_WHAT IS EXPECTED_
The entries must be retyped exactly, down to the last line.

##########

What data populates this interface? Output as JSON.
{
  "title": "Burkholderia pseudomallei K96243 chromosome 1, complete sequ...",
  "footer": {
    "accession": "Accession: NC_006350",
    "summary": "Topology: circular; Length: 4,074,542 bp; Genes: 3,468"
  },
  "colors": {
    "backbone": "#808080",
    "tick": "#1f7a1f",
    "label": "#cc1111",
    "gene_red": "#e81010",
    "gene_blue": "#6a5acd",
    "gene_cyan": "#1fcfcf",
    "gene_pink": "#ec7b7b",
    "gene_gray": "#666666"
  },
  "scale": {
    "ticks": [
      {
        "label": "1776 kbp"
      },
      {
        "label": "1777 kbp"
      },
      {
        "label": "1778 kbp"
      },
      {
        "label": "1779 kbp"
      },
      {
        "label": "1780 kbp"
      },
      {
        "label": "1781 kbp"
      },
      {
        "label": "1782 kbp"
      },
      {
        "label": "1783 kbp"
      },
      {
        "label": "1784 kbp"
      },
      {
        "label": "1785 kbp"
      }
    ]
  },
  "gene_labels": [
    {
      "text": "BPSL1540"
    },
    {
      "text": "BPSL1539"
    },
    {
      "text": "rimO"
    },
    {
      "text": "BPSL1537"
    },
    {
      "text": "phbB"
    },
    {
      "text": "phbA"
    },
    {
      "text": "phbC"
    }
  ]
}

##########

_ANSWER_
What data populates this interface? Output as JSON.
{
  "title": "Burkholderia pseudomallei K96243 chromosome 1, complete sequ...",
  "footer": {
    "accession": "Accession: NC_006350",
    "summary": "Topology: circular; Length: 4,074,542 bp; Genes: 3,468"
  },
  "colors": {
    "backbone": "#808080",
    "tick": "#1f7a1f",
    "label": "#cc1111",
    "gene_red": "#e81010",
    "gene_blue": "#6a5acd",
    "gene_cyan": "#1fcfcf",
    "gene_pink": "#ec7b7b",
    "gene_gray": "#666666"
  },
  "scale": {
    "ticks": [
      {
        "label": "1776 kbp"
      },
      {
        "label": "1777 kbp"
      },
      {
        "label": "1778 kbp"
      },
      {
        "label": "1779 kbp"
      },
      {
        "label": "1780 kbp"
      },
      {
        "label": "1781 kbp"
      },
      {
        "label": "1782 kbp"
      },
      {
        "label": "1783 kbp"
      },
      {
        "label": "1784 kbp"
      },
      {
        "label": "1785 kbp"
      }
    ]
  },
  "gene_labels": [
    {
      "text": "BPSL1540"
    },
    {
      "text": "BPSL1539"
    },
    {
      "text": "rimO"
    },
    {
      "text": "BPSL1537"
    },
    {
      "text": "phbB"
    },
    {
      "text": "phbA"
    },
    {
      "text": "phbC"
    }
  ]
}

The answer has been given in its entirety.